# Stated task
Would you transcribe all of the data exactly, down to the last character?

───── Provided information

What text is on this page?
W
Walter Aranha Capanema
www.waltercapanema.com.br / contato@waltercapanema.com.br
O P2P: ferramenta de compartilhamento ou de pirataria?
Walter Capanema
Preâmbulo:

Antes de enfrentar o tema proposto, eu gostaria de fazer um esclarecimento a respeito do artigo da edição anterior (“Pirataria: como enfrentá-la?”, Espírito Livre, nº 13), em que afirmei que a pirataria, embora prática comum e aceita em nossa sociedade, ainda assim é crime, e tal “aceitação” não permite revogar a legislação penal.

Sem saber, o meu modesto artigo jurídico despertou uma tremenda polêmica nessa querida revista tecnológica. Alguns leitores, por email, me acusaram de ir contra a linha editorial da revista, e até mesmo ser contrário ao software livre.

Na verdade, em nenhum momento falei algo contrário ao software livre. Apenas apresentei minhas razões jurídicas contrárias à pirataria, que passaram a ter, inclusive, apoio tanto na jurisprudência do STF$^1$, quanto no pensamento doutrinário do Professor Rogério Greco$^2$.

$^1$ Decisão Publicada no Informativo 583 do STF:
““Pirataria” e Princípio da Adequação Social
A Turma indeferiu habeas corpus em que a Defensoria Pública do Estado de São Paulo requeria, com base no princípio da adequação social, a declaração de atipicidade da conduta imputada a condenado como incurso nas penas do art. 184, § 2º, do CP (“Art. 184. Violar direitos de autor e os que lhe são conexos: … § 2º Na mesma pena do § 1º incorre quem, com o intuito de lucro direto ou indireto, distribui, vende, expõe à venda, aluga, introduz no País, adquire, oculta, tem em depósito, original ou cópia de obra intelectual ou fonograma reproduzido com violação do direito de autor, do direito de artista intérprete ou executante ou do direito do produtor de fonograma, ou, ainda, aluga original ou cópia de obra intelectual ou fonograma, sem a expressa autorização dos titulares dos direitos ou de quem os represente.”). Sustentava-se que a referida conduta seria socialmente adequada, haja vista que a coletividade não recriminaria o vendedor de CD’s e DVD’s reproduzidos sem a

──────────

# Output
What text is on this page?
W
Walter Aranha Capanema
www.waltercapanema.com.br / contato@waltercapanema.com.br
O P2P: ferramenta de compartilhamento ou de pirataria?
Walter Capanema
Preâmbulo:

Antes de enfrentar o tema proposto, eu gostaria de fazer um esclarecimento a respeito do artigo da edição anterior (“Pirataria: como enfrentá-la?”, Espírito Livre, nº 13), em que afirmei que a pirataria, embora prática comum e aceita em nossa sociedade, ainda assim é crime, e tal “aceitação” não permite revogar a legislação penal.

Sem saber, o meu modesto artigo jurídico despertou uma tremenda polêmica nessa querida revista tecnológica. Alguns leitores, por email, me acusaram de ir contra a linha editorial da revista, e até mesmo ser contrário ao software livre.

Na verdade, em nenhum momento falei algo contrário ao software livre. Apenas apresentei minhas razões jurídicas contrárias à pirataria, que passaram a ter, inclusive, apoio tanto na jurisprudência do STF$^1$, quanto no pensamento doutrinário do Professor Rogério Greco$^2$.

$^1$ Decisão Publicada no Informativo 583 do STF:
““Pirataria” e Princípio da Adequação Social
A Turma indeferiu habeas corpus em que a Defensoria Pública do Estado de São Paulo requeria, com base no princípio da adequação social, a declaração de atipicidade da conduta imputada a condenado como incurso nas penas do art. 184, § 2º, do CP (“Art. 184. Violar direitos de autor e os que lhe são conexos: … § 2º Na mesma pena do § 1º incorre quem, com o intuito de lucro direto ou indireto, distribui, vende, expõe à venda, aluga, introduz no País, adquire, oculta, tem em depósito, original ou cópia de obra intelectual ou fonograma reproduzido com violação do direito de autor, do direito de artista intérprete ou executante ou do direito do produtor de fonograma, ou, ainda, aluga original ou cópia de obra intelectual ou fonograma, sem a expressa autorização dos titulares dos direitos ou de quem os represente.”). Sustentava-se que a referida conduta seria socialmente adequada, haja vista que a coletividade não recriminaria o vendedor de CD’s e DVD’s reproduzidos sem a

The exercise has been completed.